* **DO THIS**: Pick out the lines below that include the string "desek".

##### MATERIAL PROVIDED

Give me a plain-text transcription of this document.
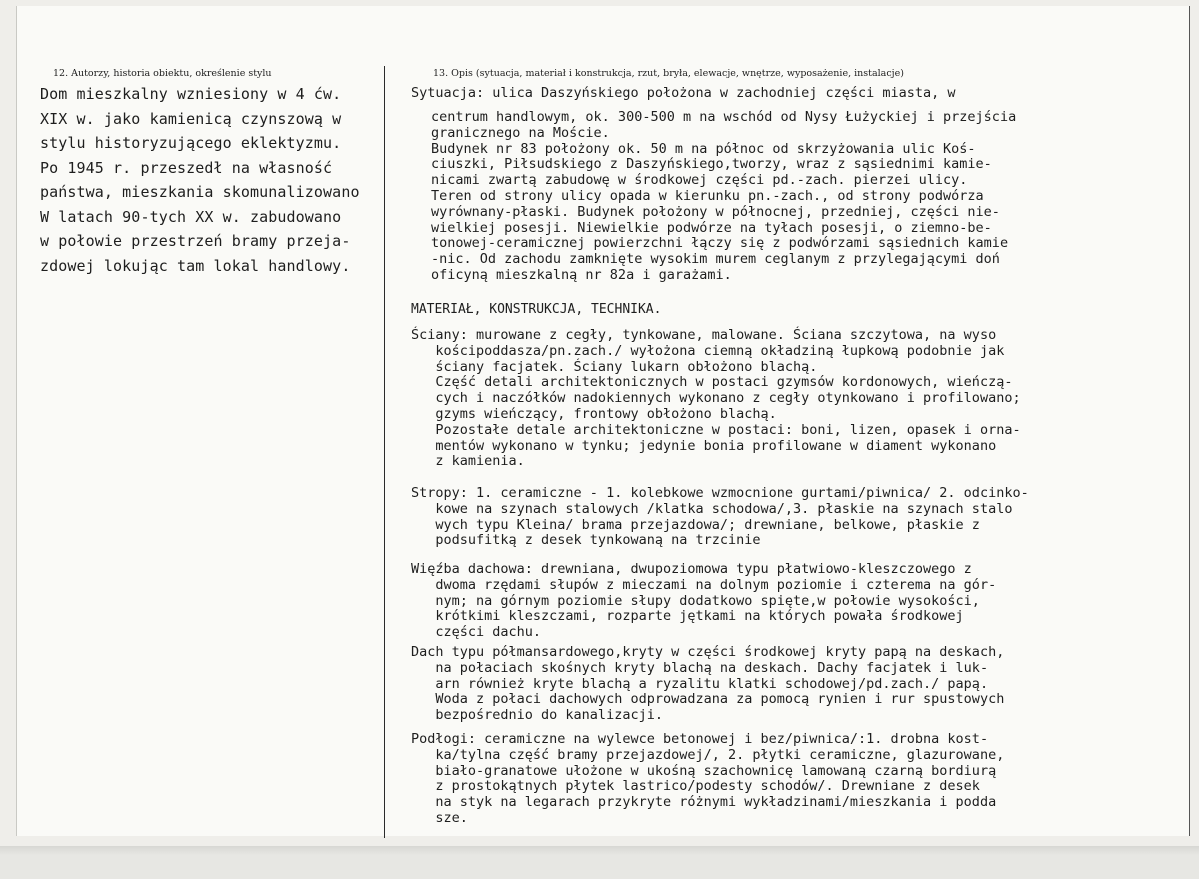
12. Autorzy, historia obiektu, określenie stylu
Dom mieszkalny wzniesiony w 4 ćw.
XIX w. jako kamienicą czynszową w
stylu historyzującego eklektyzmu.
Po 1945 r. przeszedł na własność
państwa, mieszkania skomunalizowano
W latach 90-tych XX w. zabudowano
w połowie przestrzeń bramy przeja-
zdowej lokując tam lokal handlowy.
13. Opis (sytuacja, materiał i konstrukcja, rzut, bryła, elewacje, wnętrze, wyposażenie, instalacje)

Sytuacja: ulica Daszyńskiego położona w zachodniej części miasta, w

centrum handlowym, ok. 300-500 m na wschód od Nysy Łużyckiej i przejścia
granicznego na Moście.
Budynek nr 83 położony ok. 50 m na północ od skrzyżowania ulic Koś-
ciuszki, Piłsudskiego z Daszyńskiego,tworzy, wraz z sąsiednimi kamie-
nicami zwartą zabudowę w środkowej części pd.-zach. pierzei ulicy.
Teren od strony ulicy opada w kierunku pn.-zach., od strony podwórza
wyrównany-płaski. Budynek położony w północnej, przedniej, części nie-
wielkiej posesji. Niewielkie podwórze na tyłach posesji, o ziemno-be-
tonowej-ceramicznej powierzchni łączy się z podwórzami sąsiednich kamie
-nic. Od zachodu zamknięte wysokim murem ceglanym z przylegającymi doń
oficyną mieszkalną nr 82a i garażami.

MATERIAŁ, KONSTRUKCJA, TECHNIKA.

Ściany: murowane z cegły, tynkowane, malowane. Ściana szczytowa, na wyso
kościpoddasza/pn.zach./ wyłożona ciemną okładziną łupkową podobnie jak
ściany facjatek. Ściany lukarn obłożono blachą.
Część detali architektonicznych w postaci gzymsów kordonowych, wieńczą-
cych i naczółków nadokiennych wykonano z cegły otynkowano i profilowano;
gzyms wieńczący, frontowy obłożono blachą.
Pozostałe detale architektoniczne w postaci: boni, lizen, opasek i orna-
mentów wykonano w tynku; jedynie bonia profilowane w diament wykonano
z kamienia.

Stropy: 1. ceramiczne - 1. kolebkowe wzmocnione gurtami/piwnica/ 2. odcinko-
kowe na szynach stalowych /klatka schodowa/,3. płaskie na szynach stalo
wych typu Kleina/ brama przejazdowa/; drewniane, belkowe, płaskie z
podsufitką z desek tynkowaną na trzcinie

Więźba dachowa: drewniana, dwupoziomowa typu płatwiowo-kleszczowego z
dwoma rzędami słupów z mieczami na dolnym poziomie i czterema na gór-
nym; na górnym poziomie słupy dodatkowo spięte,w połowie wysokości,
krótkimi kleszczami, rozparte jętkami na których powała środkowej
części dachu.

Dach typu półmansardowego,kryty w części środkowej kryty papą na deskach,
na połaciach skośnych kryty blachą na deskach. Dachy facjatek i luk-
arn również kryte blachą a ryzalitu klatki schodowej/pd.zach./ papą.
Woda z połaci dachowych odprowadzana za pomocą rynien i rur spustowych
bezpośrednio do kanalizacji.

Podłogi: ceramiczne na wylewce betonowej i bez/piwnica/:1. drobna kost-
ka/tylna część bramy przejazdowej/, 2. płytki ceramiczne, glazurowane,
biało-granatowe ułożone w ukośną szachownicę lamowaną czarną bordiurą
z prostokątnych płytek lastrico/podesty schodów/. Drewniane z desek
na styk na legarach przykryte różnymi wykładzinami/mieszkania i podda
sze.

##########

* **EXERCISE OUTPUT**:
podsufitką z desek tynkowaną na trzcinie
z prostokątnych płytek lastrico/podesty schodów/. Drewniane z desek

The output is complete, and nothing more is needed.